> **Stated exercise**: Copy the data that follows, character for character, minus the pictures.

> **Record excerpts**:
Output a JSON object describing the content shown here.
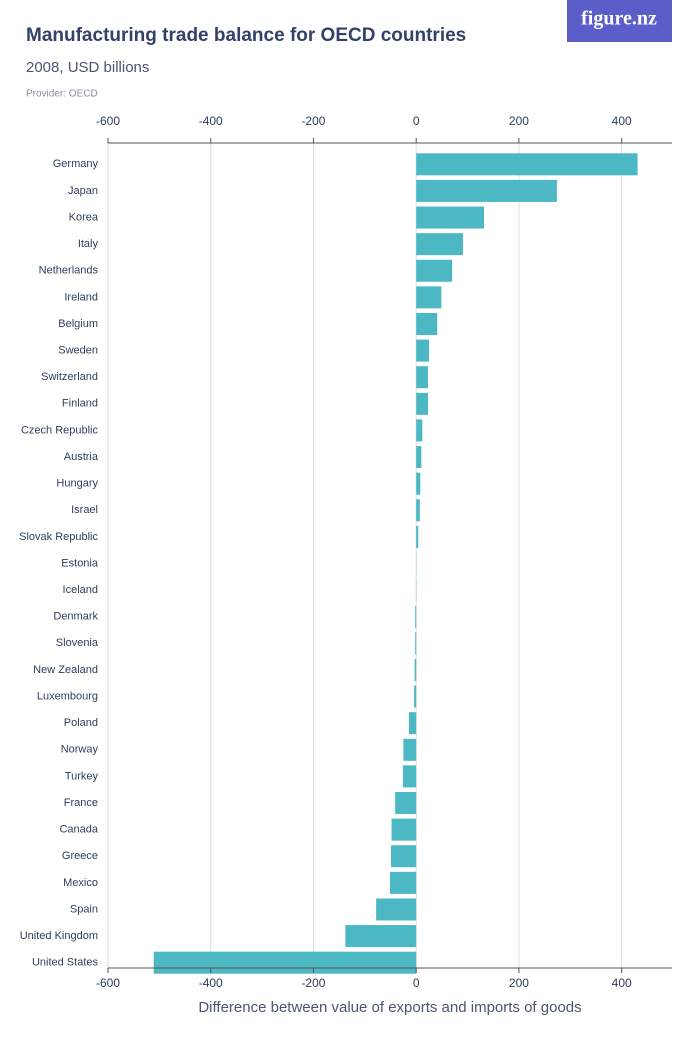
{
  "logo": "figure.nz",
  "chart_data": {
    "type": "bar",
    "orientation": "horizontal",
    "title": "Manufacturing trade balance for OECD countries",
    "subtitle": "2008, USD billions",
    "source": "Provider: OECD",
    "x_label": "Difference between value of exports and imports of goods",
    "categories": [
      "Germany",
      "Japan",
      "Korea",
      "Italy",
      "Netherlands",
      "Ireland",
      "Belgium",
      "Sweden",
      "Switzerland",
      "Finland",
      "Czech Republic",
      "Austria",
      "Hungary",
      "Israel",
      "Slovak Republic",
      "Estonia",
      "Iceland",
      "Denmark",
      "Slovenia",
      "New Zealand",
      "Luxembourg",
      "Poland",
      "Norway",
      "Turkey",
      "France",
      "Canada",
      "Greece",
      "Mexico",
      "Spain",
      "United Kingdom",
      "United States"
    ],
    "values": [
      431,
      274,
      132,
      91,
      70,
      49,
      41,
      25,
      23,
      23,
      12,
      10,
      8,
      7,
      4,
      0.3,
      -0.5,
      -2,
      -2,
      -3,
      -4,
      -14,
      -25,
      -26,
      -41,
      -48,
      -49,
      -51,
      -78,
      -138,
      -511
    ],
    "color": "#4cb8c4",
    "xlim": [
      -600,
      498
    ],
    "xticks": [
      -600,
      -400,
      -200,
      0,
      200,
      400
    ],
    "grid": true
  }
}
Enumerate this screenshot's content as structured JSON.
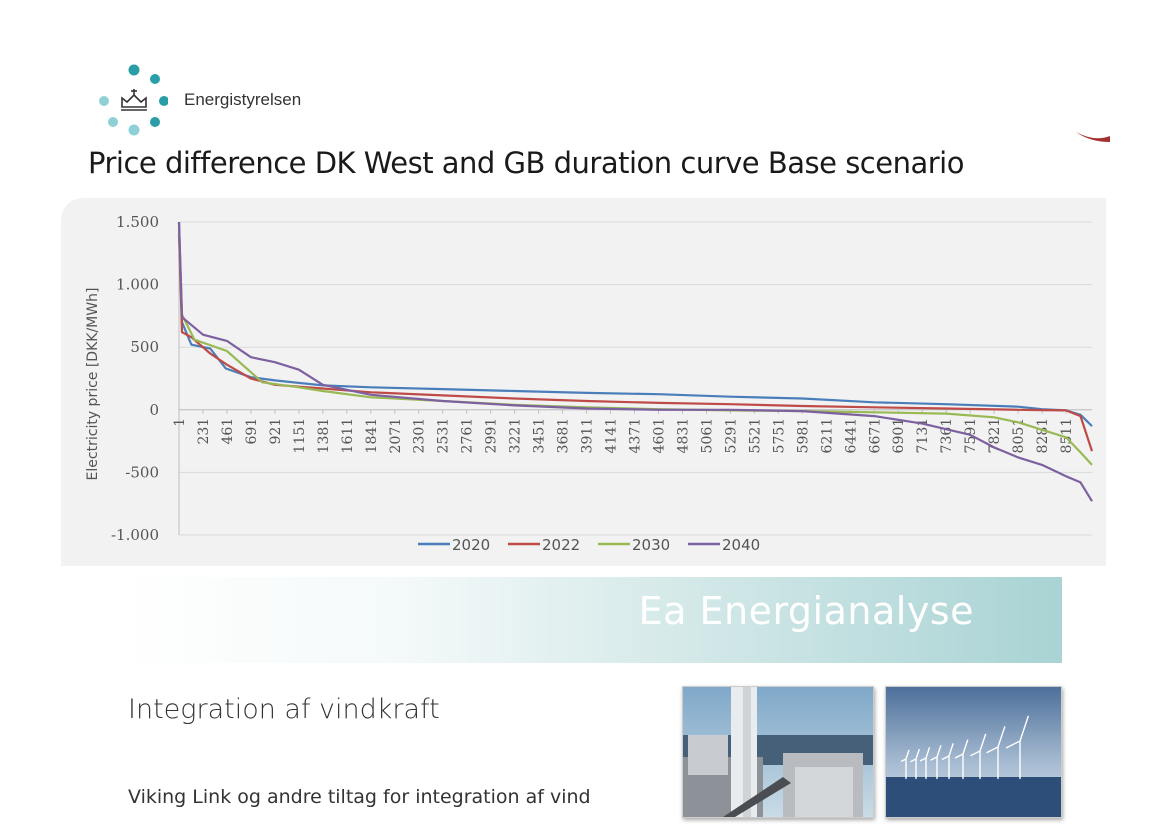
{
  "header": {
    "logo_text": "Energistyrelsen",
    "logo_dot_colors": [
      "#2a9ea6",
      "#8fd0d6",
      "#c5e7ea"
    ]
  },
  "slide": {
    "title": "Price difference DK West and GB duration curve Base scenario",
    "banner_text": "Ea Energianalyse",
    "sub_title": "Integration af vindkraft",
    "sub_text": "Viking Link og andre tiltag for integration af vind"
  },
  "photos": [
    {
      "name": "crane-platform-photo",
      "icon": "offshore-crane-icon"
    },
    {
      "name": "wind-turbines-photo",
      "icon": "wind-turbine-icon"
    }
  ],
  "chart_data": {
    "type": "line",
    "title": "",
    "xlabel": "",
    "ylabel": "Electricity price [DKK/MWh]",
    "ylim": [
      -1000,
      1500
    ],
    "xlim": [
      1,
      8760
    ],
    "y_ticks": [
      1500,
      1000,
      500,
      0,
      -500,
      -1000
    ],
    "y_tick_labels": [
      "1.500",
      "1.000",
      "500",
      "0",
      "-500",
      "-1.000"
    ],
    "x_tick_labels": [
      "1",
      "231",
      "461",
      "691",
      "921",
      "1151",
      "1381",
      "1611",
      "1841",
      "2071",
      "2301",
      "2531",
      "2761",
      "2991",
      "3221",
      "3451",
      "3681",
      "3911",
      "4141",
      "4371",
      "4601",
      "4831",
      "5061",
      "5291",
      "5521",
      "5751",
      "5981",
      "6211",
      "6441",
      "6671",
      "6901",
      "7131",
      "7361",
      "7591",
      "7821",
      "8051",
      "8281",
      "8511"
    ],
    "grid": true,
    "legend_position": "bottom",
    "series": [
      {
        "name": "2020",
        "color": "#4a7ebb",
        "points": [
          [
            1,
            1500
          ],
          [
            30,
            700
          ],
          [
            120,
            520
          ],
          [
            300,
            490
          ],
          [
            450,
            330
          ],
          [
            691,
            260
          ],
          [
            921,
            235
          ],
          [
            1381,
            195
          ],
          [
            1841,
            180
          ],
          [
            2531,
            165
          ],
          [
            3221,
            150
          ],
          [
            3911,
            135
          ],
          [
            4601,
            125
          ],
          [
            5291,
            105
          ],
          [
            5981,
            90
          ],
          [
            6671,
            60
          ],
          [
            7361,
            45
          ],
          [
            8051,
            25
          ],
          [
            8281,
            5
          ],
          [
            8511,
            -5
          ],
          [
            8650,
            -40
          ],
          [
            8760,
            -130
          ]
        ]
      },
      {
        "name": "2022",
        "color": "#be4b48",
        "points": [
          [
            1,
            1400
          ],
          [
            30,
            620
          ],
          [
            120,
            580
          ],
          [
            300,
            450
          ],
          [
            461,
            360
          ],
          [
            691,
            250
          ],
          [
            921,
            200
          ],
          [
            1381,
            170
          ],
          [
            1841,
            140
          ],
          [
            2531,
            115
          ],
          [
            3221,
            90
          ],
          [
            3911,
            70
          ],
          [
            4601,
            55
          ],
          [
            5291,
            45
          ],
          [
            5981,
            30
          ],
          [
            6671,
            20
          ],
          [
            7361,
            10
          ],
          [
            8051,
            0
          ],
          [
            8281,
            -2
          ],
          [
            8511,
            -5
          ],
          [
            8650,
            -50
          ],
          [
            8760,
            -330
          ]
        ]
      },
      {
        "name": "2030",
        "color": "#98b954",
        "points": [
          [
            1,
            1450
          ],
          [
            30,
            760
          ],
          [
            150,
            560
          ],
          [
            461,
            470
          ],
          [
            691,
            300
          ],
          [
            800,
            220
          ],
          [
            1151,
            180
          ],
          [
            1381,
            150
          ],
          [
            1841,
            100
          ],
          [
            2531,
            70
          ],
          [
            3221,
            40
          ],
          [
            3911,
            20
          ],
          [
            4601,
            5
          ],
          [
            5291,
            -5
          ],
          [
            5981,
            -10
          ],
          [
            6671,
            -20
          ],
          [
            7361,
            -30
          ],
          [
            7821,
            -60
          ],
          [
            8051,
            -100
          ],
          [
            8281,
            -160
          ],
          [
            8511,
            -220
          ],
          [
            8650,
            -340
          ],
          [
            8760,
            -440
          ]
        ]
      },
      {
        "name": "2040",
        "color": "#7d60a0",
        "points": [
          [
            1,
            1500
          ],
          [
            30,
            740
          ],
          [
            231,
            600
          ],
          [
            461,
            550
          ],
          [
            691,
            420
          ],
          [
            921,
            380
          ],
          [
            1151,
            320
          ],
          [
            1381,
            200
          ],
          [
            1841,
            120
          ],
          [
            2531,
            70
          ],
          [
            3221,
            35
          ],
          [
            3911,
            10
          ],
          [
            4601,
            0
          ],
          [
            5291,
            0
          ],
          [
            5981,
            -10
          ],
          [
            6671,
            -50
          ],
          [
            7131,
            -110
          ],
          [
            7591,
            -200
          ],
          [
            7821,
            -300
          ],
          [
            8051,
            -380
          ],
          [
            8281,
            -440
          ],
          [
            8511,
            -530
          ],
          [
            8650,
            -580
          ],
          [
            8760,
            -730
          ]
        ]
      }
    ]
  }
}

> **Task result**:
Output a JSON object describing the content shown here.
{
  "logo": "figure.nz",
  "chart_data": {
    "type": "bar",
    "orientation": "horizontal",
    "title": "Manufacturing trade balance for OECD countries",
    "subtitle": "2008, USD billions",
    "source": "Provider: OECD",
    "x_label": "Difference between value of exports and imports of goods",
    "categories": [
      "Germany",
      "Japan",
      "Korea",
      "Italy",
      "Netherlands",
      "Ireland",
      "Belgium",
      "Sweden",
      "Switzerland",
      "Finland",
      "Czech Republic",
      "Austria",
      "Hungary",
      "Israel",
      "Slovak Republic",
      "Estonia",
      "Iceland",
      "Denmark",
      "Slovenia",
      "New Zealand",
      "Luxembourg",
      "Poland",
      "Norway",
      "Turkey",
      "France",
      "Canada",
      "Greece",
      "Mexico",
      "Spain",
      "United Kingdom",
      "United States"
    ],
    "values": [
      431,
      274,
      132,
      91,
      70,
      49,
      41,
      25,
      23,
      23,
      12,
      10,
      8,
      7,
      4,
      0.3,
      -0.5,
      -2,
      -2,
      -3,
      -4,
      -14,
      -25,
      -26,
      -41,
      -48,
      -49,
      -51,
      -78,
      -138,
      -511
    ],
    "color": "#4cb8c4",
    "xlim": [
      -600,
      498
    ],
    "xticks": [
      -600,
      -400,
      -200,
      0,
      200,
      400
    ],
    "grid": true
  }
}
Enumerate this screenshot's content as structured JSON.
{
  "header": {
    "logo_text": "Energistyrelsen",
    "logo_dot_colors": [
      "#2a9ea6",
      "#8fd0d6",
      "#c5e7ea"
    ]
  },
  "slide": {
    "title": "Price difference DK West and GB duration curve Base scenario",
    "banner_text": "Ea Energianalyse",
    "sub_title": "Integration af vindkraft",
    "sub_text": "Viking Link og andre tiltag for integration af vind"
  },
  "photos": [
    {
      "name": "crane-platform-photo",
      "icon": "offshore-crane-icon"
    },
    {
      "name": "wind-turbines-photo",
      "icon": "wind-turbine-icon"
    }
  ],
  "chart_data": {
    "type": "line",
    "title": "",
    "xlabel": "",
    "ylabel": "Electricity price [DKK/MWh]",
    "ylim": [
      -1000,
      1500
    ],
    "xlim": [
      1,
      8760
    ],
    "y_ticks": [
      1500,
      1000,
      500,
      0,
      -500,
      -1000
    ],
    "y_tick_labels": [
      "1.500",
      "1.000",
      "500",
      "0",
      "-500",
      "-1.000"
    ],
    "x_tick_labels": [
      "1",
      "231",
      "461",
      "691",
      "921",
      "1151",
      "1381",
      "1611",
      "1841",
      "2071",
      "2301",
      "2531",
      "2761",
      "2991",
      "3221",
      "3451",
      "3681",
      "3911",
      "4141",
      "4371",
      "4601",
      "4831",
      "5061",
      "5291",
      "5521",
      "5751",
      "5981",
      "6211",
      "6441",
      "6671",
      "6901",
      "7131",
      "7361",
      "7591",
      "7821",
      "8051",
      "8281",
      "8511"
    ],
    "grid": true,
    "legend_position": "bottom",
    "series": [
      {
        "name": "2020",
        "color": "#4a7ebb",
        "points": [
          [
            1,
            1500
          ],
          [
            30,
            700
          ],
          [
            120,
            520
          ],
          [
            300,
            490
          ],
          [
            450,
            330
          ],
          [
            691,
            260
          ],
          [
            921,
            235
          ],
          [
            1381,
            195
          ],
          [
            1841,
            180
          ],
          [
            2531,
            165
          ],
          [
            3221,
            150
          ],
          [
            3911,
            135
          ],
          [
            4601,
            125
          ],
          [
            5291,
            105
          ],
          [
            5981,
            90
          ],
          [
            6671,
            60
          ],
          [
            7361,
            45
          ],
          [
            8051,
            25
          ],
          [
            8281,
            5
          ],
          [
            8511,
            -5
          ],
          [
            8650,
            -40
          ],
          [
            8760,
            -130
          ]
        ]
      },
      {
        "name": "2022",
        "color": "#be4b48",
        "points": [
          [
            1,
            1400
          ],
          [
            30,
            620
          ],
          [
            120,
            580
          ],
          [
            300,
            450
          ],
          [
            461,
            360
          ],
          [
            691,
            250
          ],
          [
            921,
            200
          ],
          [
            1381,
            170
          ],
          [
            1841,
            140
          ],
          [
            2531,
            115
          ],
          [
            3221,
            90
          ],
          [
            3911,
            70
          ],
          [
            4601,
            55
          ],
          [
            5291,
            45
          ],
          [
            5981,
            30
          ],
          [
            6671,
            20
          ],
          [
            7361,
            10
          ],
          [
            8051,
            0
          ],
          [
            8281,
            -2
          ],
          [
            8511,
            -5
          ],
          [
            8650,
            -50
          ],
          [
            8760,
            -330
          ]
        ]
      },
      {
        "name": "2030",
        "color": "#98b954",
        "points": [
          [
            1,
            1450
          ],
          [
            30,
            760
          ],
          [
            150,
            560
          ],
          [
            461,
            470
          ],
          [
            691,
            300
          ],
          [
            800,
            220
          ],
          [
            1151,
            180
          ],
          [
            1381,
            150
          ],
          [
            1841,
            100
          ],
          [
            2531,
            70
          ],
          [
            3221,
            40
          ],
          [
            3911,
            20
          ],
          [
            4601,
            5
          ],
          [
            5291,
            -5
          ],
          [
            5981,
            -10
          ],
          [
            6671,
            -20
          ],
          [
            7361,
            -30
          ],
          [
            7821,
            -60
          ],
          [
            8051,
            -100
          ],
          [
            8281,
            -160
          ],
          [
            8511,
            -220
          ],
          [
            8650,
            -340
          ],
          [
            8760,
            -440
          ]
        ]
      },
      {
        "name": "2040",
        "color": "#7d60a0",
        "points": [
          [
            1,
            1500
          ],
          [
            30,
            740
          ],
          [
            231,
            600
          ],
          [
            461,
            550
          ],
          [
            691,
            420
          ],
          [
            921,
            380
          ],
          [
            1151,
            320
          ],
          [
            1381,
            200
          ],
          [
            1841,
            120
          ],
          [
            2531,
            70
          ],
          [
            3221,
            35
          ],
          [
            3911,
            10
          ],
          [
            4601,
            0
          ],
          [
            5291,
            0
          ],
          [
            5981,
            -10
          ],
          [
            6671,
            -50
          ],
          [
            7131,
            -110
          ],
          [
            7591,
            -200
          ],
          [
            7821,
            -300
          ],
          [
            8051,
            -380
          ],
          [
            8281,
            -440
          ],
          [
            8511,
            -530
          ],
          [
            8650,
            -580
          ],
          [
            8760,
            -730
          ]
        ]
      }
    ]
  }
}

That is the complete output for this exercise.